**INSTRUÇÕES DO EXERCÍCIO:**
• A. Informe se cada afirmação concorda com o texto sobre a Parada do Orgulho LGBT+. Responda sim ou não e cite literalmente as palavras do texto que decidem cada caso: (i) a primeira grande parada do orgulho foi organizada em Nova York, em 1970; (ii) a Revolta de Stonewall ocorreu em 28 de junho de 1970; (iii) segundo a pesquisa, mais da metade da população LGBT+ enfrenta preconceito em serviços de saúde.
• B. Prossiga o texto sobre a Parada do Orgulho LGBT+ a partir do ponto em que ele termina.

**TRECHO DO TEXTO:**
▽

Neste ano, a 27ª Parada do Orgulho LGBT+ de São Paulo tem como tema “Políticas Sociais para LGBT+ Queremos por inteiro e não pela metade”.
Pesquisa do Orgulho realizada no ano passado pelo Datafolha, em parceria com a Havaianas e a organização internacional AlI Out, revela que pelo menos 37% da população LGBT+ tem dificuldade de acesso à educação, enquanto quase 40% enfrentam diariamente o preconceito em serviços de saúde.
Para recuperar o fio da história, vale lembrar que ativistas LGBTQIA+, numa época em que a sigla nem agregava tantas letrinhas, organizaram a primeira grande parada do orgulho, ainda chamada de marcha para a libertação gay, em 1970, em Nova York.
A marcha ocorreu um ano após a famosa Revolta de Stonewall, quando, em 28 de junho de 1969, houve uma rebelião contra uma operação policial violenta em um bar frequentado por um grupo de gays, lésbicas e trans, sob a alegação de “conduta imoral”. Não à toa, a data foi transformada internacionalmente no Dia do Orgulho LGBTQIA+.

△

**MATERIAL FORNECIDO:**
▽

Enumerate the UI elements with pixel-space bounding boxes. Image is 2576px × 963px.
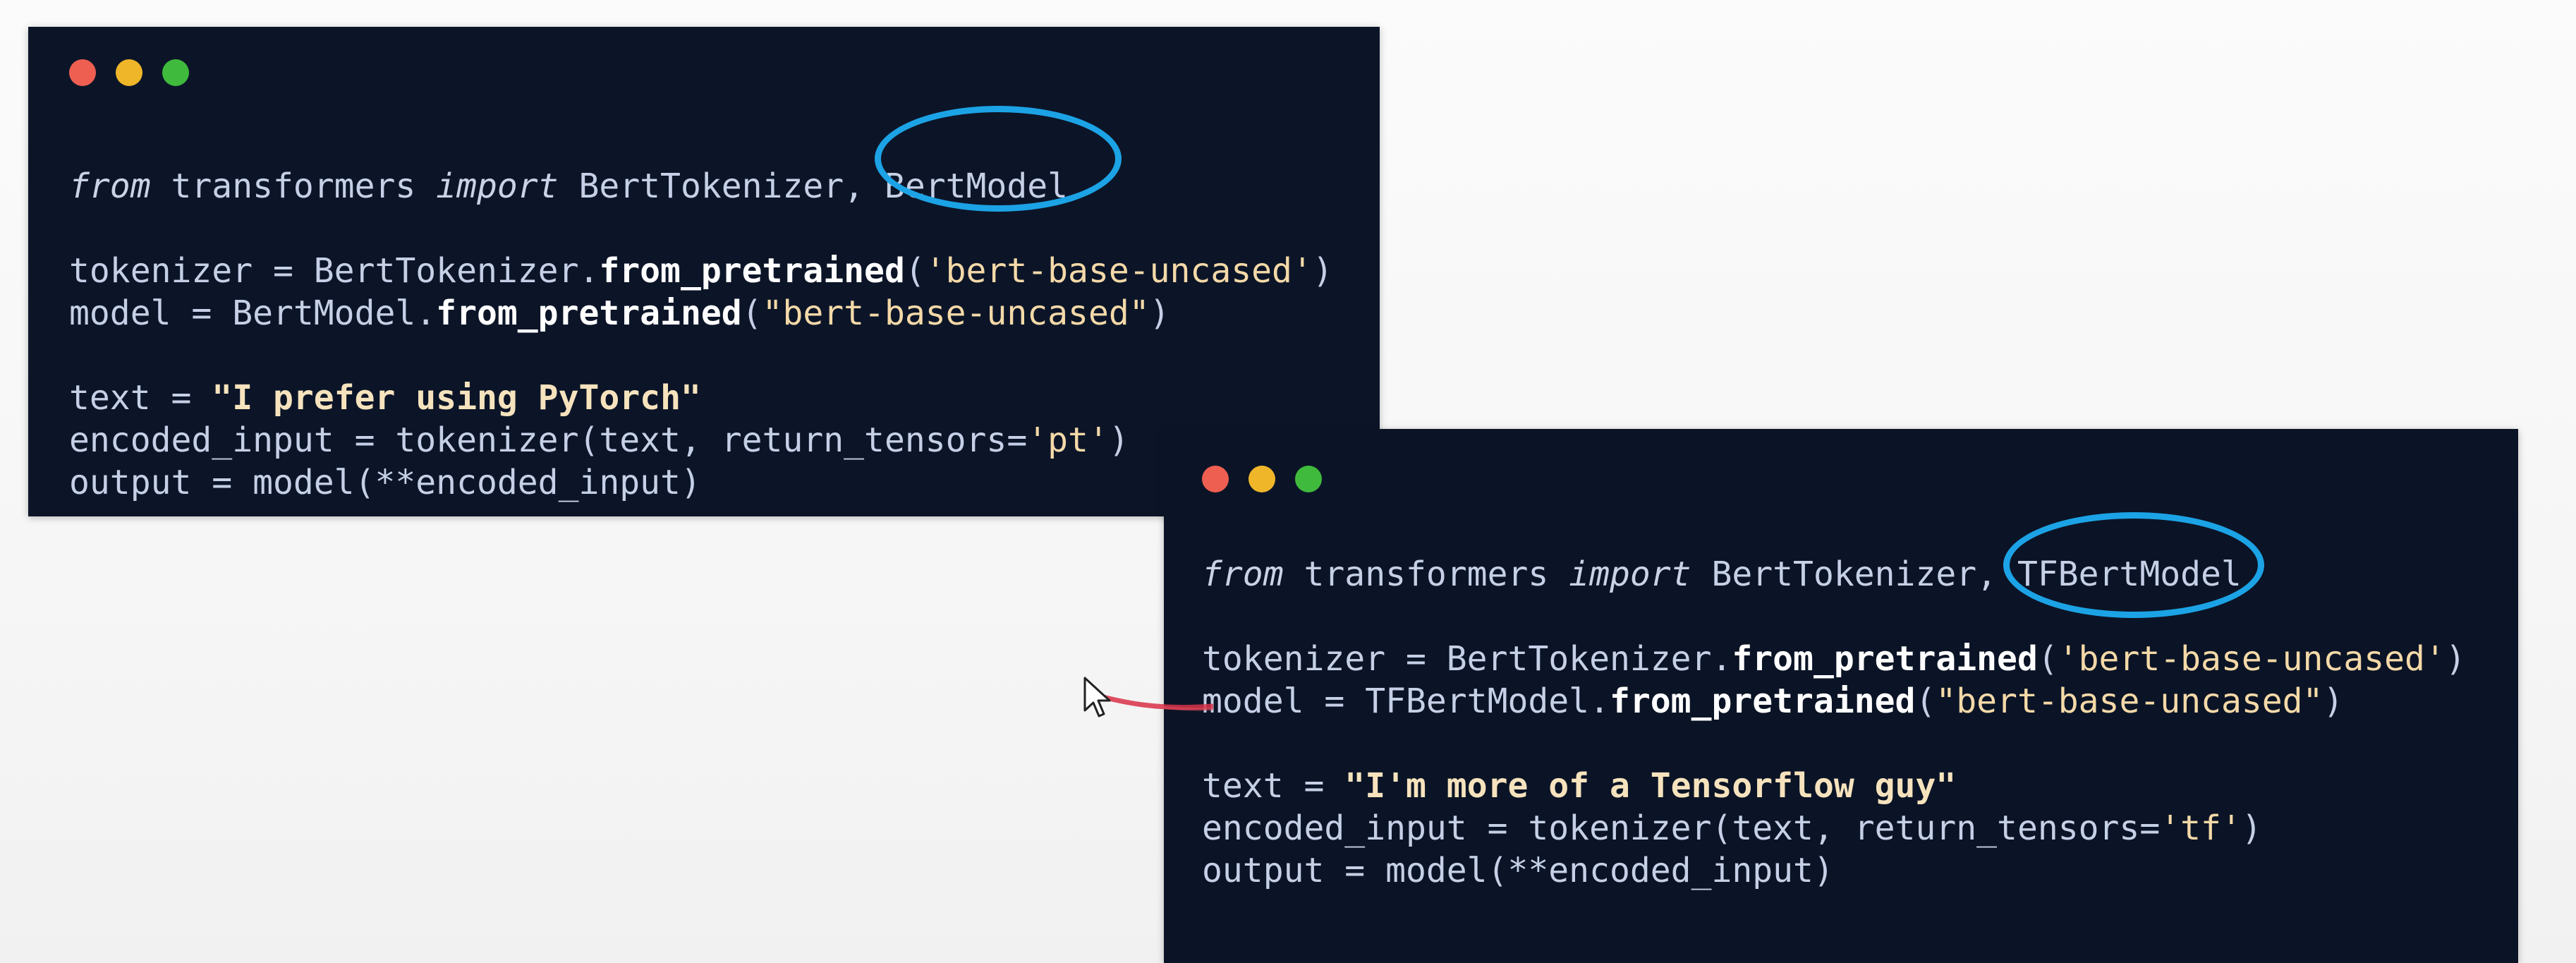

△

**RESULTADOS DO EXERCÍCIO:**
• A.
(i) Sim: "organizaram a primeira grande parada do orgulho, ainda chamada de marcha para a libertação gay, em 1970, em Nova York".
(ii) Não: "quando, em 28 de junho de 1969, houve uma rebelião contra uma operação policial violenta".
(iii) Não: "quase 40% enfrentam diariamente o preconceito em serviços de saúde".

• B.
Para Fábio Ortolano, docente da área de desenvolvimento social do Senac SP, estudioso do tema, uma das principais contribuições das paradas é a visibilidade massiva. “É o que permite ir além das palavras de ordem, pois viabilizam novos sentidos e significados coletivos, possibilitam, no espaço público, a manifestação de sexualidades e de gêneros plurais perseguidos e vigiados.”
Muitas vezes, continua o pesquisador, tentam descredibilizar as marchas como se fossem um “Carnaval fora de época”. “Contudo, assim como no Carnaval, a subversão da violência e da opressão se dão pelo exercício da liberdade, do lazer e da ocupação desses espaços públicos. E isso não faz das paradas manifestações menos políticas.”
Tchaka concorda: “Estou ali representando todas as letrinhas, assim como a luta contra a elegebetefobia”. A parada também é importante, explica, pela sensação de pertencimento, “de estar ao lado de meus pares”.
“Nós temos as cores, os corpos, os gritos de guerra, os cartazes. Temos a representatividade de todas as formas possíveis. Então, a parada, por si só, é política.”
“Sobretudo”, ressalta, “neste cenário global de ascensão ultraconservadora da extrema direita.” Momento que pode soar, não custa lembrar, ainda mais apocalíptico do que aquele anunciado fim do mundo que ainda não aconteceu.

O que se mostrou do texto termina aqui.